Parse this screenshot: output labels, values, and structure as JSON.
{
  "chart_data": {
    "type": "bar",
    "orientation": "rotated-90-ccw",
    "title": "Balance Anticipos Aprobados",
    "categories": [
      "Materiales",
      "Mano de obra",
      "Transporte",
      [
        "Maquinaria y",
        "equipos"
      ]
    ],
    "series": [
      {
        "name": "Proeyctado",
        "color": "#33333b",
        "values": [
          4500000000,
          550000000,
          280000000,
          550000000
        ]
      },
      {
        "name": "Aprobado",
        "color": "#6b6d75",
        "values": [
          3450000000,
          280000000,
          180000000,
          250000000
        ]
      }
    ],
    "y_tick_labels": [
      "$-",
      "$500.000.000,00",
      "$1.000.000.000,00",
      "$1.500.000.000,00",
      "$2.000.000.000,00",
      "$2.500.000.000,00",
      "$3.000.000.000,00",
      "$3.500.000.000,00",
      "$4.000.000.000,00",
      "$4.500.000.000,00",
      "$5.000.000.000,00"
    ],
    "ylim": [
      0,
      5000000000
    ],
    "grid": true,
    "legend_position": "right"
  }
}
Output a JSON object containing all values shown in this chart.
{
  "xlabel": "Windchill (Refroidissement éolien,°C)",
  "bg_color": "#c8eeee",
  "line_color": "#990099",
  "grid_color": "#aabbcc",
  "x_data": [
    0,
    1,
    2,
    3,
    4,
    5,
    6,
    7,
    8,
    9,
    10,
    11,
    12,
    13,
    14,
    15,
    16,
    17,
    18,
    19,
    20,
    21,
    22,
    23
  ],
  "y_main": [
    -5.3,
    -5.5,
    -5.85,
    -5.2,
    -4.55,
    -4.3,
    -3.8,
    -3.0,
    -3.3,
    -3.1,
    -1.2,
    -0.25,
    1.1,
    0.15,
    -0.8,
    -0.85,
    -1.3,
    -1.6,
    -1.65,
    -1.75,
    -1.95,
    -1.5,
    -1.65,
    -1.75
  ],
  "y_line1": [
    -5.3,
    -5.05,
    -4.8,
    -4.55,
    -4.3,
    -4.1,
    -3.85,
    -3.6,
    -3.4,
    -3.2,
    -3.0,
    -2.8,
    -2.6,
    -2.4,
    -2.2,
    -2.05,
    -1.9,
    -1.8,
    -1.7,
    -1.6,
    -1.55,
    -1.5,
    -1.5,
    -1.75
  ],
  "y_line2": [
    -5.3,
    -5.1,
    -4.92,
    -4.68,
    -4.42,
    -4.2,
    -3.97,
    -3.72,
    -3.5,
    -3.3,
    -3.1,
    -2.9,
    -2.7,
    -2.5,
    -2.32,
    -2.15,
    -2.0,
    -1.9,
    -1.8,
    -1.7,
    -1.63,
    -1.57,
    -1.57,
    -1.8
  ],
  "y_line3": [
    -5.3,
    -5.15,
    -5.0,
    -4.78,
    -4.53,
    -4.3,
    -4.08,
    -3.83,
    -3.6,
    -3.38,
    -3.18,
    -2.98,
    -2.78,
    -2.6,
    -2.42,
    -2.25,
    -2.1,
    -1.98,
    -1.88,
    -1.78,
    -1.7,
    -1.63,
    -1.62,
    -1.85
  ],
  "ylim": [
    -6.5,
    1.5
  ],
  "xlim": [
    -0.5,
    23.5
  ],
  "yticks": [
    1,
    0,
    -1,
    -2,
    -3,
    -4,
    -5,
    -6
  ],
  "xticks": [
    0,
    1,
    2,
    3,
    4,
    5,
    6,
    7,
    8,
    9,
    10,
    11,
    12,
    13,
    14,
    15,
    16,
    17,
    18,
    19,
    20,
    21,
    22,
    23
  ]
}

----------

§ **Task to carry out**
Give the entries once more, exactly as they appear.

§ **Task response**
Parse this screenshot: output labels, values, and structure as JSON.
{
  "chart_data": {
    "type": "bar",
    "orientation": "rotated-90-ccw",
    "title": "Balance Anticipos Aprobados",
    "categories": [
      "Materiales",
      "Mano de obra",
      "Transporte",
      [
        "Maquinaria y",
        "equipos"
      ]
    ],
    "series": [
      {
        "name": "Proeyctado",
        "color": "#33333b",
        "values": [
          4500000000,
          550000000,
          280000000,
          550000000
        ]
      },
      {
        "name": "Aprobado",
        "color": "#6b6d75",
        "values": [
          3450000000,
          280000000,
          180000000,
          250000000
        ]
      }
    ],
    "y_tick_labels": [
      "$-",
      "$500.000.000,00",
      "$1.000.000.000,00",
      "$1.500.000.000,00",
      "$2.000.000.000,00",
      "$2.500.000.000,00",
      "$3.000.000.000,00",
      "$3.500.000.000,00",
      "$4.000.000.000,00",
      "$4.500.000.000,00",
      "$5.000.000.000,00"
    ],
    "ylim": [
      0,
      5000000000
    ],
    "grid": true,
    "legend_position": "right"
  }
}
Output a JSON object containing all values shown in this chart.
{
  "xlabel": "Windchill (Refroidissement éolien,°C)",
  "bg_color": "#c8eeee",
  "line_color": "#990099",
  "grid_color": "#aabbcc",
  "x_data": [
    0,
    1,
    2,
    3,
    4,
    5,
    6,
    7,
    8,
    9,
    10,
    11,
    12,
    13,
    14,
    15,
    16,
    17,
    18,
    19,
    20,
    21,
    22,
    23
  ],
  "y_main": [
    -5.3,
    -5.5,
    -5.85,
    -5.2,
    -4.55,
    -4.3,
    -3.8,
    -3.0,
    -3.3,
    -3.1,
    -1.2,
    -0.25,
    1.1,
    0.15,
    -0.8,
    -0.85,
    -1.3,
    -1.6,
    -1.65,
    -1.75,
    -1.95,
    -1.5,
    -1.65,
    -1.75
  ],
  "y_line1": [
    -5.3,
    -5.05,
    -4.8,
    -4.55,
    -4.3,
    -4.1,
    -3.85,
    -3.6,
    -3.4,
    -3.2,
    -3.0,
    -2.8,
    -2.6,
    -2.4,
    -2.2,
    -2.05,
    -1.9,
    -1.8,
    -1.7,
    -1.6,
    -1.55,
    -1.5,
    -1.5,
    -1.75
  ],
  "y_line2": [
    -5.3,
    -5.1,
    -4.92,
    -4.68,
    -4.42,
    -4.2,
    -3.97,
    -3.72,
    -3.5,
    -3.3,
    -3.1,
    -2.9,
    -2.7,
    -2.5,
    -2.32,
    -2.15,
    -2.0,
    -1.9,
    -1.8,
    -1.7,
    -1.63,
    -1.57,
    -1.57,
    -1.8
  ],
  "y_line3": [
    -5.3,
    -5.15,
    -5.0,
    -4.78,
    -4.53,
    -4.3,
    -4.08,
    -3.83,
    -3.6,
    -3.38,
    -3.18,
    -2.98,
    -2.78,
    -2.6,
    -2.42,
    -2.25,
    -2.1,
    -1.98,
    -1.88,
    -1.78,
    -1.7,
    -1.63,
    -1.62,
    -1.85
  ],
  "ylim": [
    -6.5,
    1.5
  ],
  "xlim": [
    -0.5,
    23.5
  ],
  "yticks": [
    1,
    0,
    -1,
    -2,
    -3,
    -4,
    -5,
    -6
  ],
  "xticks": [
    0,
    1,
    2,
    3,
    4,
    5,
    6,
    7,
    8,
    9,
    10,
    11,
    12,
    13,
    14,
    15,
    16,
    17,
    18,
    19,
    20,
    21,
    22,
    23
  ]
}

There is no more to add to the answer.